SELECTED PASSAGE:

Steven Shackell, ON Semiconductor
In recent years, LED suppliers have been building large portfolios of high-voltage (HV) LEDs. This high voltage-low current LED provides the ability to optimize the power conversion from the AC power line to simultaneously increase the overall efficacy and simplify the drive circuitry. With HV-LEDs the conventional AC to DC driver can be used along with other more unconventional driver topologies. These different drivers have their own challenges, but each offer a valid approach to drive the LEDs.
In general to be considered a HV-LED the turn-on voltage should be greater than 20 V compared to the 2-4 V turn-on voltage of conventional LEDs. To create this high turn-on voltage there are two common methods that LED suppliers use. First, is the Chip-on-Board, COB, method that uses multiple conventional LED die placed in a package and wire bonded together to create a high voltage array. The other method is to create a die that has multiple junctions within it. Each of these junctions produces light and has a typical 3 V drop. Both of these methods apply the same idea of placing multiple LEDs in series with each other, but it depends on the manufacturing capabilities of the LED supplier.
Voltage vs. efficiency
Now that the LED has a higher voltage, how does this help with the efficacy of the LED? The higher voltage demands that a lower current be used to keep the same power. This lower current is the key to the HV-LED having better efficacy. LEDs operated at lower currents have a lower current density, and this lower current density results in less internal quantum losses. This improvement in internal efficiency leads to more light being created under the same power, thus an increase in efficacy.
These HV-LEDs also help improve the efficiency and simplify the drive circuitry all while reducing the cost of the overall system. To understand how the HV-LEDs accomplish this, the conventional AC to DC driver will be analyzed.

SET PROBLEM 1: List every voltage value given in the high-voltage LED text.

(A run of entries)
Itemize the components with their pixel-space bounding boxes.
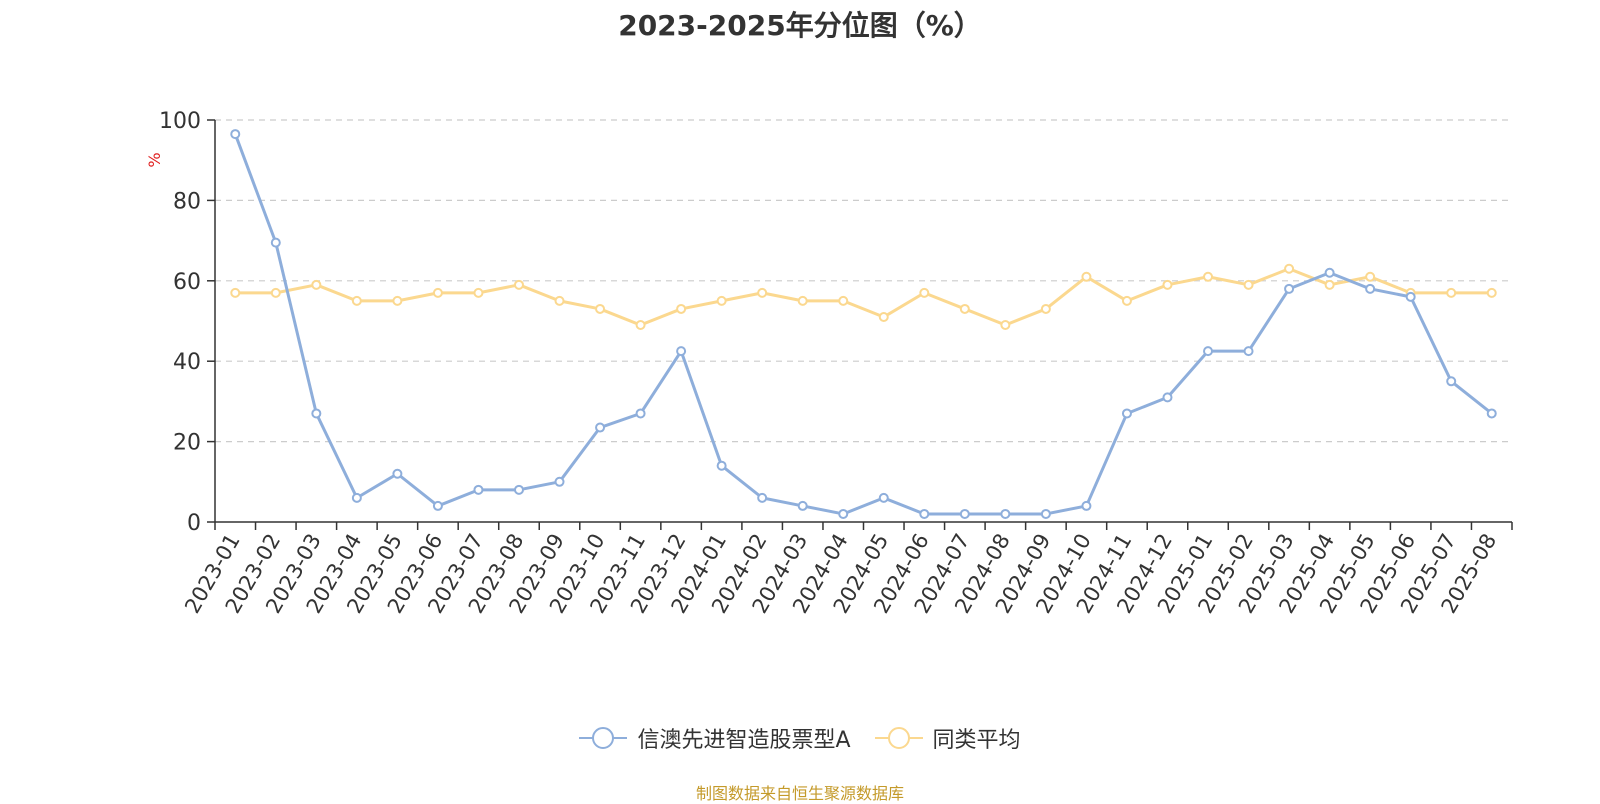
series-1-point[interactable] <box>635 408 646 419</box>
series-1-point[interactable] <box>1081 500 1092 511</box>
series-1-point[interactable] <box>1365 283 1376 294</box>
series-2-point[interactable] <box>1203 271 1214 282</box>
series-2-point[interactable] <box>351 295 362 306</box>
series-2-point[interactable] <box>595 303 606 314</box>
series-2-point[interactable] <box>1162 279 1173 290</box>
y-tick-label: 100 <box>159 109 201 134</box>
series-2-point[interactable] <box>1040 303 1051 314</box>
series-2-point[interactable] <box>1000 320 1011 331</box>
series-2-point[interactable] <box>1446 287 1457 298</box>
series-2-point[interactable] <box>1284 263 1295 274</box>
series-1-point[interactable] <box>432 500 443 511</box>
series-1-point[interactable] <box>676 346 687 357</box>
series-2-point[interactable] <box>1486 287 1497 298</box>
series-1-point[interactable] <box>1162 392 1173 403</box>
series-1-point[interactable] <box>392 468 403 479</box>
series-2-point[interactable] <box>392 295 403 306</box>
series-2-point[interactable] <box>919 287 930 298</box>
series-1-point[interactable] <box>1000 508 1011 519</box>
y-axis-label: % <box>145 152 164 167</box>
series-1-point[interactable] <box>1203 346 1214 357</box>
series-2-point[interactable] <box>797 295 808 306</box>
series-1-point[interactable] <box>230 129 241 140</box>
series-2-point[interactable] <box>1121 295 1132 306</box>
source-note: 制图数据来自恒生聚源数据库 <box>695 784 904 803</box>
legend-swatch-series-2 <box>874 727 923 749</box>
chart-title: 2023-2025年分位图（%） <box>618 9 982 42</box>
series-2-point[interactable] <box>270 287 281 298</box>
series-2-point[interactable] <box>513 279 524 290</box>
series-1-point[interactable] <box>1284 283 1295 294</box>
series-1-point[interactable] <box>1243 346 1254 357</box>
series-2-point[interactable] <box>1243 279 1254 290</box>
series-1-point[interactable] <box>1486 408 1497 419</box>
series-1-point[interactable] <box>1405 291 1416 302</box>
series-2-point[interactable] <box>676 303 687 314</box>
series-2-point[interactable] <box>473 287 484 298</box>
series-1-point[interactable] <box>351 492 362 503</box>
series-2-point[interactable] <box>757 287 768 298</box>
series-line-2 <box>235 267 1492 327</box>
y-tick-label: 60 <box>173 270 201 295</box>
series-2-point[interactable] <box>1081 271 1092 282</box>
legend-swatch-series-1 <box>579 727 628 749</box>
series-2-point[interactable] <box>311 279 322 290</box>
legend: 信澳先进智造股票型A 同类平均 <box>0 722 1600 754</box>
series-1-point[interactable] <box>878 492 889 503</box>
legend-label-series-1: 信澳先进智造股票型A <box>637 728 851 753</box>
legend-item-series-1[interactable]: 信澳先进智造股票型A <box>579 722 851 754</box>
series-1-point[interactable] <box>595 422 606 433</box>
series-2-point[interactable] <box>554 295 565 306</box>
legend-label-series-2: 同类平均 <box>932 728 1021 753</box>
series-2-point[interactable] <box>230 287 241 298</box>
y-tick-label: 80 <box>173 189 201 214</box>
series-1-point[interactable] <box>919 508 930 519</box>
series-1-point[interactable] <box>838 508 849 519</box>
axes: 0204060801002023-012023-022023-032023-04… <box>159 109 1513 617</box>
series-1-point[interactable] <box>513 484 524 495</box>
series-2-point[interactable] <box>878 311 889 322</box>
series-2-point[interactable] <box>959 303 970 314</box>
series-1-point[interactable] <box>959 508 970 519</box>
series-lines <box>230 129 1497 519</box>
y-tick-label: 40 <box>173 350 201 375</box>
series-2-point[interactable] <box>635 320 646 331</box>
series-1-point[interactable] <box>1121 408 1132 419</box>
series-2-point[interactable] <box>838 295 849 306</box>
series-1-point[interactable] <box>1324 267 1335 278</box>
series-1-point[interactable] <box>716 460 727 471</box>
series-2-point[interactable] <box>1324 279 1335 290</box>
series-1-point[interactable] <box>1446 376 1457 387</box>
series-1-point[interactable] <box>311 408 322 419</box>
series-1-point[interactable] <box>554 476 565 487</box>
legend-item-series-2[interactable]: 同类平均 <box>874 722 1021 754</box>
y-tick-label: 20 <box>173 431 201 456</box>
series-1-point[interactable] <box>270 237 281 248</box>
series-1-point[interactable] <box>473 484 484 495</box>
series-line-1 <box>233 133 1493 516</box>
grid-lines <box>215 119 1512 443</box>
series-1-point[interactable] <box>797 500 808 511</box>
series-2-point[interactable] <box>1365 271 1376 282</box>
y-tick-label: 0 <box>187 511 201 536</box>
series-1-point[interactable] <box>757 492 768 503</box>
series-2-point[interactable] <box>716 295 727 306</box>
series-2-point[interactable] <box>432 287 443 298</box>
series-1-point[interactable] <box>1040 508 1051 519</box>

--

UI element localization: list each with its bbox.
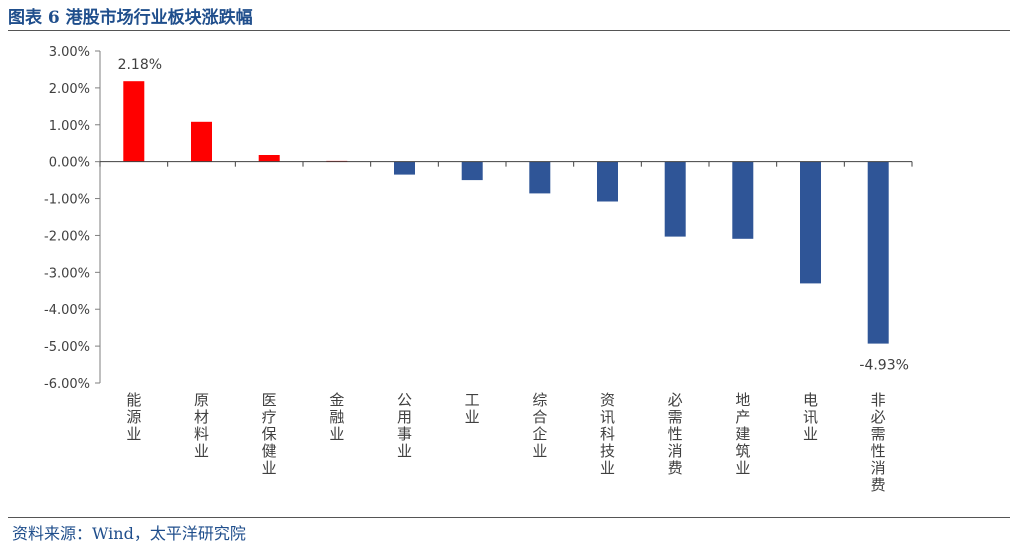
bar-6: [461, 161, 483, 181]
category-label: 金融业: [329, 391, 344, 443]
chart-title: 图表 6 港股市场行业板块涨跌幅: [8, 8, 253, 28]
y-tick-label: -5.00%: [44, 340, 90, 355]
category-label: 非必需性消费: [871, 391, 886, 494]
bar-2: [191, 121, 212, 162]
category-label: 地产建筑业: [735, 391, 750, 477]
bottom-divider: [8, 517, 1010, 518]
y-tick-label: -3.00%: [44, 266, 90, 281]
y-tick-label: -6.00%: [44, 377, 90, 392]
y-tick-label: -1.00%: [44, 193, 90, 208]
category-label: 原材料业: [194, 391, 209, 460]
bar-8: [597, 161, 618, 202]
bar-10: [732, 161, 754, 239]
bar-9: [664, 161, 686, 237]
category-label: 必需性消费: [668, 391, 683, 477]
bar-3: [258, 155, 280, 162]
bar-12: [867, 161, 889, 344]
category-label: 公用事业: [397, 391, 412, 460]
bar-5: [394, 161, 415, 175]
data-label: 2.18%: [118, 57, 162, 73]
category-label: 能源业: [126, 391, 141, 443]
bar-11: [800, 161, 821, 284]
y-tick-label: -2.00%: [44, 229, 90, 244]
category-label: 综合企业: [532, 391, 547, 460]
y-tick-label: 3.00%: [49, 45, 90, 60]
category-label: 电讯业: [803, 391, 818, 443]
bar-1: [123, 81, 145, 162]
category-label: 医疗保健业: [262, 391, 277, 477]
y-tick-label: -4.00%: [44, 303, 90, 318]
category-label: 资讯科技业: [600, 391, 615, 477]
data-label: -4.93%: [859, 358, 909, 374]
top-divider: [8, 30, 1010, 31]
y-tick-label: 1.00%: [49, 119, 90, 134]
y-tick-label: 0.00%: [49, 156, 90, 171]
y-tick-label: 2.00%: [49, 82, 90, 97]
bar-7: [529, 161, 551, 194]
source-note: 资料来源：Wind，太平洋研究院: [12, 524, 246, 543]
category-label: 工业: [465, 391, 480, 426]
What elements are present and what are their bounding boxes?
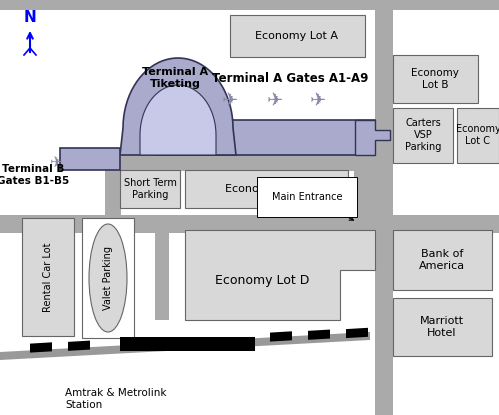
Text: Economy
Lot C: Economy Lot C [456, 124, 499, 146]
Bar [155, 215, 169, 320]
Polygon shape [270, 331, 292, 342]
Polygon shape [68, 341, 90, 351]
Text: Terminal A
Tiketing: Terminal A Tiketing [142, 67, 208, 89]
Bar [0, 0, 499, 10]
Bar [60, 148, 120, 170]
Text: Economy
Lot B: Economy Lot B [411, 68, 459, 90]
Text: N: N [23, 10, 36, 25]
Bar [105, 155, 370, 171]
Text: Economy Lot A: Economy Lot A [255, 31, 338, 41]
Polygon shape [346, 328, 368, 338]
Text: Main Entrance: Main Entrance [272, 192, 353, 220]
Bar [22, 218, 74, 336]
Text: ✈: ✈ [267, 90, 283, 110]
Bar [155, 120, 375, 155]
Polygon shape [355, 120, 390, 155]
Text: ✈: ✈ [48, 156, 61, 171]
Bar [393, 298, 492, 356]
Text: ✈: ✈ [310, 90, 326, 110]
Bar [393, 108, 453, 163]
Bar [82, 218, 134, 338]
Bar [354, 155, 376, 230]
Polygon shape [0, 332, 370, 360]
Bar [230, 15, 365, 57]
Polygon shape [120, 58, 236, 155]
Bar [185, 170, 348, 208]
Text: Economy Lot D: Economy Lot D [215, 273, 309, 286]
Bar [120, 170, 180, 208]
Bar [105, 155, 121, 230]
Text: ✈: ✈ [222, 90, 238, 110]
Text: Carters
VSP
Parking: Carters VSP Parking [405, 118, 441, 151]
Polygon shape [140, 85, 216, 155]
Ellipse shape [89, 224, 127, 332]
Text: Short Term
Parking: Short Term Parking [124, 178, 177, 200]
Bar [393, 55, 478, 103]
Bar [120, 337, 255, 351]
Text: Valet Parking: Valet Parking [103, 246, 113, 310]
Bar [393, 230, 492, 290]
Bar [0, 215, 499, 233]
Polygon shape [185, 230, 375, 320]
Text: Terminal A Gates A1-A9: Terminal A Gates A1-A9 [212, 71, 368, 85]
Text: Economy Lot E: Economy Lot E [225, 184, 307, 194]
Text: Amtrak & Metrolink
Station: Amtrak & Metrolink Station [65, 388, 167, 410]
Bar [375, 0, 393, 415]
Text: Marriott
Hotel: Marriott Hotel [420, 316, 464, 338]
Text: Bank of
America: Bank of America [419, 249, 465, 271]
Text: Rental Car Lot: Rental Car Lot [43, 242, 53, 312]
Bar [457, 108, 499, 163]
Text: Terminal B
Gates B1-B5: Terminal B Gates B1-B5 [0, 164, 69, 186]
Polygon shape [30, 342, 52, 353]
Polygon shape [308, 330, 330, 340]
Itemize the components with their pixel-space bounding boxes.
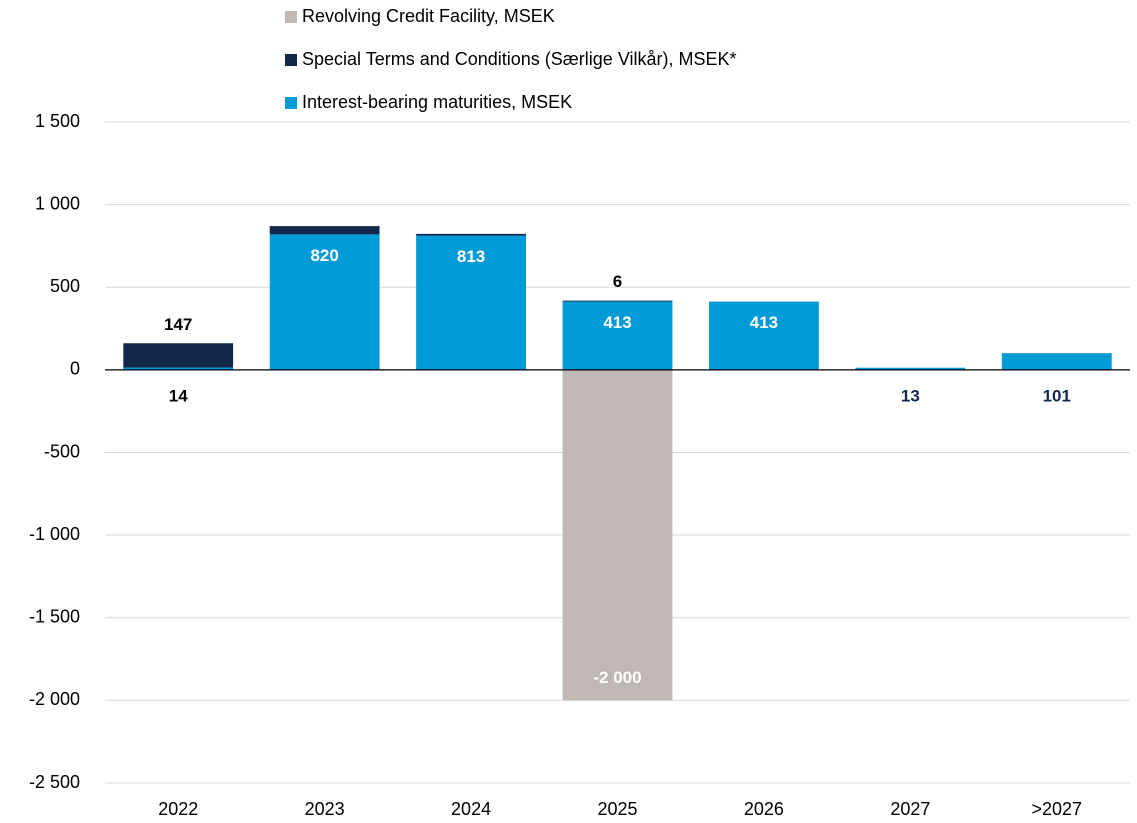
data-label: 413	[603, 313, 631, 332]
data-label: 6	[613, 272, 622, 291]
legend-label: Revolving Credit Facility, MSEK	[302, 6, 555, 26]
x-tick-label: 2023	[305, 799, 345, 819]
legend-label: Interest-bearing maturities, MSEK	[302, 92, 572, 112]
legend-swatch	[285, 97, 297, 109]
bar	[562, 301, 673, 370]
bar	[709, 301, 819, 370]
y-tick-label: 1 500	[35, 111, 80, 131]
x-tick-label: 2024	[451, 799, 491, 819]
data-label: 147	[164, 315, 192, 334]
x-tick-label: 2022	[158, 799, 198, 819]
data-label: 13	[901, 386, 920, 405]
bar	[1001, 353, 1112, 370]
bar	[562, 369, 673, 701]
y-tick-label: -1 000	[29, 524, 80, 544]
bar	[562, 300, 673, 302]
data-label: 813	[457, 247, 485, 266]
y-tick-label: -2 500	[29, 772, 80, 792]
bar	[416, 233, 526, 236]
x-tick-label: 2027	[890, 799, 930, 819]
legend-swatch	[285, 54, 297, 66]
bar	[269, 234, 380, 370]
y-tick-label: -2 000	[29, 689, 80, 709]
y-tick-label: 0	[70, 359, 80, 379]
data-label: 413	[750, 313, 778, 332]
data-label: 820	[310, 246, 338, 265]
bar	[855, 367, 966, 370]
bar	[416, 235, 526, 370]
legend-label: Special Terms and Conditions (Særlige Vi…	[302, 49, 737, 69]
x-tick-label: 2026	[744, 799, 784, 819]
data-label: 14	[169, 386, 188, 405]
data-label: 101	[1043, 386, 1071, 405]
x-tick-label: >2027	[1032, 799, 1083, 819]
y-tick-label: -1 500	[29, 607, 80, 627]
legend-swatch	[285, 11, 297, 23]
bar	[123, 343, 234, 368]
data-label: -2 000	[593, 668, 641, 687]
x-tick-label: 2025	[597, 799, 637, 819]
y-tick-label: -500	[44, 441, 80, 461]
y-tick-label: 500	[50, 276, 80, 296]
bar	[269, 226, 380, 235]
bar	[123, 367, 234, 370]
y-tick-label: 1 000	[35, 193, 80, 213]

SET PROBLEM 2: In the entries, copy everything from the line containing "bar-6: [461, 161, 483, 181]" down to the line containing "y-tick-label: -1.00%: [44, 193, 90, 208]", both included.

TASK RESPONSE 1:
- greater than 20 V (the turn-on voltage for a high-voltage LED)
- 2-4 V (the turn-on voltage of conventional LEDs)
- 3 V (the typical drop of each junction)

TASK RESPONSE 2:
bar-6: [461, 161, 483, 181]
category-label: 金融业: [329, 391, 344, 443]
chart-title: 图表 6 港股市场行业板块涨跌幅: [8, 8, 253, 28]
y-tick-label: -5.00%: [44, 340, 90, 355]
category-label: 非必需性消费: [871, 391, 886, 494]
bar-2: [191, 121, 212, 162]
category-label: 地产建筑业: [735, 391, 750, 477]
bottom-divider: [8, 517, 1010, 518]
y-tick-label: -3.00%: [44, 266, 90, 281]
y-tick-label: -6.00%: [44, 377, 90, 392]
y-tick-label: -1.00%: [44, 193, 90, 208]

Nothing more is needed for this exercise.